CHALLENGE: Return the lines below that carry the word "allows".

DATA SECTION:
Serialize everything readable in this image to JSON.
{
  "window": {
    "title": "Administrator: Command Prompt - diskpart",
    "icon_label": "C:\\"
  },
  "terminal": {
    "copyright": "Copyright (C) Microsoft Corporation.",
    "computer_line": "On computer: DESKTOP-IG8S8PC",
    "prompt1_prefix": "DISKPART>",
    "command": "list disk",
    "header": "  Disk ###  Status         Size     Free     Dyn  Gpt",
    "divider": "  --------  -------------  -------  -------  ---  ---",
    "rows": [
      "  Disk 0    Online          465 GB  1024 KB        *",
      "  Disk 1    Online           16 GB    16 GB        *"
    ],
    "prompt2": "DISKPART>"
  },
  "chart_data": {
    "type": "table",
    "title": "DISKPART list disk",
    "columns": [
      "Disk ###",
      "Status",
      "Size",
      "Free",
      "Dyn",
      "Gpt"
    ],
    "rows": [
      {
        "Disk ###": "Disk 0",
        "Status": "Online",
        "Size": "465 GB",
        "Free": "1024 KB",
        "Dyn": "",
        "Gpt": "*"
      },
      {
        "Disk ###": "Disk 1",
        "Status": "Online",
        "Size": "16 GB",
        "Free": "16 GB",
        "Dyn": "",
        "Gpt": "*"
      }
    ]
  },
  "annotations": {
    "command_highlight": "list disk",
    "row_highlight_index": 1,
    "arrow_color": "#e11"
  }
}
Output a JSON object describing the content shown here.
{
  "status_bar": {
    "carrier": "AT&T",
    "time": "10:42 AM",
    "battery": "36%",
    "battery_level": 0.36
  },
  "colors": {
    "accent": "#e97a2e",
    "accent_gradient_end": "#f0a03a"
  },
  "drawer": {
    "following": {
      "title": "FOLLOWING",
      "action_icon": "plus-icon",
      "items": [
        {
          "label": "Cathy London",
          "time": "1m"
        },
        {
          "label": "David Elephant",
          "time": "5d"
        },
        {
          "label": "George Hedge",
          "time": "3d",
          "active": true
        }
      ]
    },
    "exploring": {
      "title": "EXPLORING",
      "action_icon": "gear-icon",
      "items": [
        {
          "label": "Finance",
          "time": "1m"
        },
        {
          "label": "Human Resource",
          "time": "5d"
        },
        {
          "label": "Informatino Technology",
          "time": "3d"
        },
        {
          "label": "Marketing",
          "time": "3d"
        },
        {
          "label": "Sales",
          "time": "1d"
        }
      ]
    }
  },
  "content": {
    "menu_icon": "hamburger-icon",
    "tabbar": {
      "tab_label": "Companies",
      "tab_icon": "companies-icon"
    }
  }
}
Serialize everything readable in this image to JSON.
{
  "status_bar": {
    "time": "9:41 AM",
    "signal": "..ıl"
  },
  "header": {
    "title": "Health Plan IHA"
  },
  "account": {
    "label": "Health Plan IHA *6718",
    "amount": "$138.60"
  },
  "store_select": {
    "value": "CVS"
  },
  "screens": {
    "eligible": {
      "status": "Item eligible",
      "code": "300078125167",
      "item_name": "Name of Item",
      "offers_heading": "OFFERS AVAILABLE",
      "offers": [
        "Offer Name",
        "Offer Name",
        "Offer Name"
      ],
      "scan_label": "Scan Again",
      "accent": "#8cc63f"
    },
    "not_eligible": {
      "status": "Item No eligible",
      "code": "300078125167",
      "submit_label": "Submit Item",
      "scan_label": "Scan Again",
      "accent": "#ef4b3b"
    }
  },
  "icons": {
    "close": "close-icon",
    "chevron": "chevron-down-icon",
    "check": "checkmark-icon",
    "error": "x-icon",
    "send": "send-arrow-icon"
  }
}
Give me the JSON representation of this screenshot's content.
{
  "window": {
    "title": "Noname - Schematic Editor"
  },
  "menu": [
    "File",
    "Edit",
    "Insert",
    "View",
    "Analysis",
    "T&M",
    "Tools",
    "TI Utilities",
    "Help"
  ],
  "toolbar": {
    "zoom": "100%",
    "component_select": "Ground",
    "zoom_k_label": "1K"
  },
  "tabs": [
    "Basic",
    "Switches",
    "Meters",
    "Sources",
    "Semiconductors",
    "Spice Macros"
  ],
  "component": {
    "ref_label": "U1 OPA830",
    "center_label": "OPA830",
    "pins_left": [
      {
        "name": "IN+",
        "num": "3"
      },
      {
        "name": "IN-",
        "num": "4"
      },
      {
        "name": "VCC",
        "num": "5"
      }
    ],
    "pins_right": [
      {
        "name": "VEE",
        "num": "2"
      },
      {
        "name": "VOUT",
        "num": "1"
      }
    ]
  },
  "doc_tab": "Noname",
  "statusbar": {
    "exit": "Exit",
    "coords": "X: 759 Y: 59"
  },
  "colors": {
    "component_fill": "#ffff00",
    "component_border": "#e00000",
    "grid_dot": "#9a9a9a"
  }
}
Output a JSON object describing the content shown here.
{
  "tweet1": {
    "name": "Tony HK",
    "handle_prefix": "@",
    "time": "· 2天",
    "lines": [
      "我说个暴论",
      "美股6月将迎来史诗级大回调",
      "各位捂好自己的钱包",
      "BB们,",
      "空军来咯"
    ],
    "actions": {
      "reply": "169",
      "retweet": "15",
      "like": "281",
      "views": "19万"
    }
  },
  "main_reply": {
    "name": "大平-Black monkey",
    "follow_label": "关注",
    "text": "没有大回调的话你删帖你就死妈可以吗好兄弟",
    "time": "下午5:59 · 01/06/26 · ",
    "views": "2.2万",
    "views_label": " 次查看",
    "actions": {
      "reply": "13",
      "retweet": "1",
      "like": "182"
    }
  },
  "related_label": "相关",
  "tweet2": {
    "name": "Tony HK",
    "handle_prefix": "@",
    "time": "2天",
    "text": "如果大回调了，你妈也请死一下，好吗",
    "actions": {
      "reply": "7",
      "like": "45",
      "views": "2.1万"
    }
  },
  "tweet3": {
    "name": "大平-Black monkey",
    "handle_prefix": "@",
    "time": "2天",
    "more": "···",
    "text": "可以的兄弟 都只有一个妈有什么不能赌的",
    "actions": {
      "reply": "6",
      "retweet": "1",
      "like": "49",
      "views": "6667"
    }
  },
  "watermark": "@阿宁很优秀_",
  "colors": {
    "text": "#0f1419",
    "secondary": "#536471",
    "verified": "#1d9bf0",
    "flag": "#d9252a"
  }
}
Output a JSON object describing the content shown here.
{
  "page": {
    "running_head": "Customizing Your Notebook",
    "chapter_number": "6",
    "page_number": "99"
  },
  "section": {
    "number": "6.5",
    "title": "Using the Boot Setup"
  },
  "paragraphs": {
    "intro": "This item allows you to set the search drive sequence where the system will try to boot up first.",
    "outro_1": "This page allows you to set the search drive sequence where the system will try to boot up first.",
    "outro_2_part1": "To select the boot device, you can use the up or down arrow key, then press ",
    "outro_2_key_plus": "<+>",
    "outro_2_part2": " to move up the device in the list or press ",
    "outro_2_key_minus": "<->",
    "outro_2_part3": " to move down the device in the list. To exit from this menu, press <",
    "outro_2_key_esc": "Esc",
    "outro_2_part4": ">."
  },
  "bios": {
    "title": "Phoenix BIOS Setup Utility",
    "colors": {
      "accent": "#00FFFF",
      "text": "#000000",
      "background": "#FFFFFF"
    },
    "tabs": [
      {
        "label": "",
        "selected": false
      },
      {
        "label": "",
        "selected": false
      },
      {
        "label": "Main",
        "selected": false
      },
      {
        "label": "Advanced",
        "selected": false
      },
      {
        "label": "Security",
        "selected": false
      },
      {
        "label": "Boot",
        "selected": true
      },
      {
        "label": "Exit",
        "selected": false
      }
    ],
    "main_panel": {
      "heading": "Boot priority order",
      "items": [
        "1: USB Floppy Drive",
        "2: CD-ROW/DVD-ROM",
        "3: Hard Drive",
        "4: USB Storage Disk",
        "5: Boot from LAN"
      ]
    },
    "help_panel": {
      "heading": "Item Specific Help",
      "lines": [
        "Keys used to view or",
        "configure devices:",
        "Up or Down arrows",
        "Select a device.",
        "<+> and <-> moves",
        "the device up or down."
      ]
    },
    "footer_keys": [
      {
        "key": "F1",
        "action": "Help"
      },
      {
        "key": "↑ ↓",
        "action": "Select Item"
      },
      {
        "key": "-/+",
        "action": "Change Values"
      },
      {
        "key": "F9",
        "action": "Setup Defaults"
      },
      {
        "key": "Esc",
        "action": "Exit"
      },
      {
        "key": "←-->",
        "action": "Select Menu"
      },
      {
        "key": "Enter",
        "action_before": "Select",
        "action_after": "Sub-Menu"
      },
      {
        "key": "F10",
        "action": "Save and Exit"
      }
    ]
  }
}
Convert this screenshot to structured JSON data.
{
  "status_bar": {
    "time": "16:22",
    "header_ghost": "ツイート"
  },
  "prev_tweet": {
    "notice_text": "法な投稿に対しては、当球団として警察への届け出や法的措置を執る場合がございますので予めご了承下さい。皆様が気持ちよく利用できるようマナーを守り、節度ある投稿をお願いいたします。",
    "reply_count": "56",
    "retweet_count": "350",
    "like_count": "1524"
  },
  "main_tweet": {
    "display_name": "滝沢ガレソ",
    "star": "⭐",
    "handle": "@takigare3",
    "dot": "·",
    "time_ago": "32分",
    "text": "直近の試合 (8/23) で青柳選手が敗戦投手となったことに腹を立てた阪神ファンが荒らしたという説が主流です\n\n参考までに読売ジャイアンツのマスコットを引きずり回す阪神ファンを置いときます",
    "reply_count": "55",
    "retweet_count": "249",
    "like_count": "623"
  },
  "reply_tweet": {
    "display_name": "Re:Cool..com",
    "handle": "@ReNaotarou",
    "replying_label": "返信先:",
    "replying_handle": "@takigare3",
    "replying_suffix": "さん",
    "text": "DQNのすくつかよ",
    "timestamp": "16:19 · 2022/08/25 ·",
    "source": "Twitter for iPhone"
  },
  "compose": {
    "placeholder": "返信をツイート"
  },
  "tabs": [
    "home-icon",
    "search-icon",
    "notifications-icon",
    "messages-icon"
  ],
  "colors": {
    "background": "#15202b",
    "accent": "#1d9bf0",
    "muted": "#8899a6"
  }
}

EXPECTED ANSWER:
    "intro": "This item allows you to set the search drive sequence where the system will try to boot up first.",
    "outro_1": "This page allows you to set the search drive sequence where the system will try to boot up first.",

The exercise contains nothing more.